| TASK |
Write out, word for word, the portion of the forum thread on future-proofing a ServiceNow platform that begins at the words "Hi @Derek32" and stops after the words "of GenAI writing.".

Derek32
ServiceNow Employee

"Future-proofing," if there is ever such a thing, is about creating scalability rather than predicting every possibility (e.g. build for the general, not exception). A well-architected ServiceNow platform should absorb new capabilities without costly rework (otherwise known as tech debt). Aligning technical governance with defined --and documented-- architectural standards are a must. As demands are generated, evaluated, and progressed, it is essential to evaluate against these guardrails in place. Maintain a visible technical debt ledger (how you pay back technical debt) and allocate capacity for systematic remediation to prevent performance issue and upgrade risk. Of course, with strong governance, this should be minimal. 

 

One of the biggest challenges business face is the continual education and preparedness for internal talent to deliver emerging capabilities (even within the wider ecosystem). Invest in skills pipelines for platform teams, product owners, UX SMEs,  and data owners/architects so teams can scale without losing velocity and delivery to their customers. 

 

Don't rest on your laurels. Reassess your operating model  as complexity grows, adjusting roles, procedures, and guardrails to match changing demand (not capacity, but changes in capabilities). Conduct planning for demand surges, regulatory shocks, vendor changes, and system replacements, and build playbooks for rapid response. This is where keeping a pace on external factors and having a strong relationship with the business stakeholders is essential. While no one has a crystal ball, having a pulse on the business, industry, macro environments, and a strategic direction avoids the being too brittle and breaking when a large pivot is required.

 

Organizations that design for change treat ServiceNow as a strategic platform and not a point solution (they think west to east on the platform), enabling pivots without sacrificing reliability, compliance, or performance.

 

This discipline transforms uncertainty, and hedges risk in some capacity, into a competitive advantage, ensuring the platform remains a foundation for innovation and long-term growth and value. 

3 Comments
Simon Hendery
Tera Patron

Hi @Derek32 

 

This is definitely your best effort yet.

 

It feels like it's written by a human. Doesn't have that polished-but-meaningless aura you get from a piece of GenAI writing.

 

It's also a good length.

 

But if I might be so bold as to offer some constructive criticism ...

 

It's still so soulless. You're just spouting off a bunch of IT management jargon. Where's YOUR knowledge and experience? Where are the real-world lessons and war stories from your long career?

 

Also, why post it here in the 'In other news' forum. Let's be honest, this is a dumping ground for miscellaneous content no one cares about and only about five people will read.

 

This is a post about architecture, so why not post it in the Architect forum?

 

Hope that helps!

 

CC: @julian_mills 

MortenPettersen
Tera Contributor

Real question: Is it technically possible to create posts in this forum programmatically, using an API? I just think It's strange when you see posts come exactly on the hour, like 6 PM, and then another post comes in at 6 AM. That's why I wonder.

Simon Hendery
Tera Patron

Hi @MortenPettersen 

 

That's an interesting observation and an intriguing question.

 

As far as I know there's no API access, but that's not to say some users aren't using some kind of programmatic technique to auto-post here. It wouldn't surprise me at all!

 

To be blunt, cheating and gaming the system is rampant here. You don't have to look very hard to find examples. E.g. posts that mysteriously attract a large number of 'likes' from accounts that are otherwise inactive.

| DATA SUPPLIED |
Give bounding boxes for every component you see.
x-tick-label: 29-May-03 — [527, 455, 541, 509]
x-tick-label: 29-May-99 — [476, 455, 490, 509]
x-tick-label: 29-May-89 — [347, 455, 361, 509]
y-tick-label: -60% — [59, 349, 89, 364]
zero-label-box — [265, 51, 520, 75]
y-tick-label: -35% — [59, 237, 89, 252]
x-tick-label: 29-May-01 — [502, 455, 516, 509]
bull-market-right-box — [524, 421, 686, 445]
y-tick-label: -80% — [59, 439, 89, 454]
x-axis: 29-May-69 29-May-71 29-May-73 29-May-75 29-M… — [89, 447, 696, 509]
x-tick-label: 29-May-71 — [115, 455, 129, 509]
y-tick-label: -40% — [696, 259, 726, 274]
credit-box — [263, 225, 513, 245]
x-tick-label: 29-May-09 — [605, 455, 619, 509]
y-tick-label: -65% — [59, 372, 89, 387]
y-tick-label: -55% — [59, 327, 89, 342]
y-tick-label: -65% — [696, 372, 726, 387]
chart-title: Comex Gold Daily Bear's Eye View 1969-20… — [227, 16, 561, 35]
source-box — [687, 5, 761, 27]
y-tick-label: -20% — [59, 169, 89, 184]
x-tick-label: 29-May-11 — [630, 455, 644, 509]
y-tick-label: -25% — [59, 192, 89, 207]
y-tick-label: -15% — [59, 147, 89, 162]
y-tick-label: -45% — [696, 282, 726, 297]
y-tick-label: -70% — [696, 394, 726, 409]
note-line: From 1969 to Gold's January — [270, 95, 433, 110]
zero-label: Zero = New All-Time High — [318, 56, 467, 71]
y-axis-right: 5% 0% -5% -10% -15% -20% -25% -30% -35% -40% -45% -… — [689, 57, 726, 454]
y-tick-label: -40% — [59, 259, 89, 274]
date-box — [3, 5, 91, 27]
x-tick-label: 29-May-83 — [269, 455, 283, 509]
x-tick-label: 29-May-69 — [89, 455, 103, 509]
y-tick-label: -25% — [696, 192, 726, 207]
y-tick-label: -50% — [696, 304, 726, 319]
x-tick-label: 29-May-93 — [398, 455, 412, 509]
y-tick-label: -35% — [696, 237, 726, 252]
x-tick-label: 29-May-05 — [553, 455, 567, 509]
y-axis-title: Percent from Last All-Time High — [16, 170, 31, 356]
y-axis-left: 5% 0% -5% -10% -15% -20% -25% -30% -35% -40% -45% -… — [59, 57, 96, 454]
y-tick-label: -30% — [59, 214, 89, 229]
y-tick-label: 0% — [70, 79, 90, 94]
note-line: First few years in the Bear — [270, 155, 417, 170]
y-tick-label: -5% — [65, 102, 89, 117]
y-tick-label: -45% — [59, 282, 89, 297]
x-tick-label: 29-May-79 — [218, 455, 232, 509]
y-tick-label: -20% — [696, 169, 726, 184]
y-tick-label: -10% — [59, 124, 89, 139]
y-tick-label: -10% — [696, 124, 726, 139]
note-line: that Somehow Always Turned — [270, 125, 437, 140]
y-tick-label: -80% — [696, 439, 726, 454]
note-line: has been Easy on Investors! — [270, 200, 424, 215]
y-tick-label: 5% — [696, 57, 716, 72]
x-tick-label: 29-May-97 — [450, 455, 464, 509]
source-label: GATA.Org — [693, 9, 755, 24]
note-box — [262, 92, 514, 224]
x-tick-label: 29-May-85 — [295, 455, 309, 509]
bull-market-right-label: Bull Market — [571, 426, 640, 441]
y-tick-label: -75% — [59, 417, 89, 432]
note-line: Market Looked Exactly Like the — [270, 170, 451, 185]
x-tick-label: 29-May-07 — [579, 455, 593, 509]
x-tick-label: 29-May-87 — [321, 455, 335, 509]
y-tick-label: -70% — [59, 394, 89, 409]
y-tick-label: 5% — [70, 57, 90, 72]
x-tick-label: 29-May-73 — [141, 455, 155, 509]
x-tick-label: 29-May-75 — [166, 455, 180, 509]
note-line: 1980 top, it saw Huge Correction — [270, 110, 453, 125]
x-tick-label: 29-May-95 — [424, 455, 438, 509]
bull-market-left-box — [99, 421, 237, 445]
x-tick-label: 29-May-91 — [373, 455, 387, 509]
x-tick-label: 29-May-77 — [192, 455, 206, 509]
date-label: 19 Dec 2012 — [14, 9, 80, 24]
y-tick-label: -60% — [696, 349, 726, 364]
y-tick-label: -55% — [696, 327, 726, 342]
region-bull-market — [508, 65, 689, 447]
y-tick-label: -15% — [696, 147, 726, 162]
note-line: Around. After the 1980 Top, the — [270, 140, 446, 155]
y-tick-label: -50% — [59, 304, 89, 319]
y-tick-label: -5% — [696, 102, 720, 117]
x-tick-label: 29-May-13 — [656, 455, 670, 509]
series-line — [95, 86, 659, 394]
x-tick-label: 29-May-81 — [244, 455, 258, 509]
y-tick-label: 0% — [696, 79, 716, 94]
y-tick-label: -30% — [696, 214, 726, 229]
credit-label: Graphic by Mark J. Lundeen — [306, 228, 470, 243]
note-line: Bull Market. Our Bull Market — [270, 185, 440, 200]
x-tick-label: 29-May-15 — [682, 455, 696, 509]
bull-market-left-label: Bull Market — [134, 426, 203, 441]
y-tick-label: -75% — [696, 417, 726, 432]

| TASK OUTPUT |
Hi @Derek32 

 

This is definitely your best effort yet.

 

It feels like it's written by a human. Doesn't have that polished-but-meaningless aura you get from a piece of GenAI writing.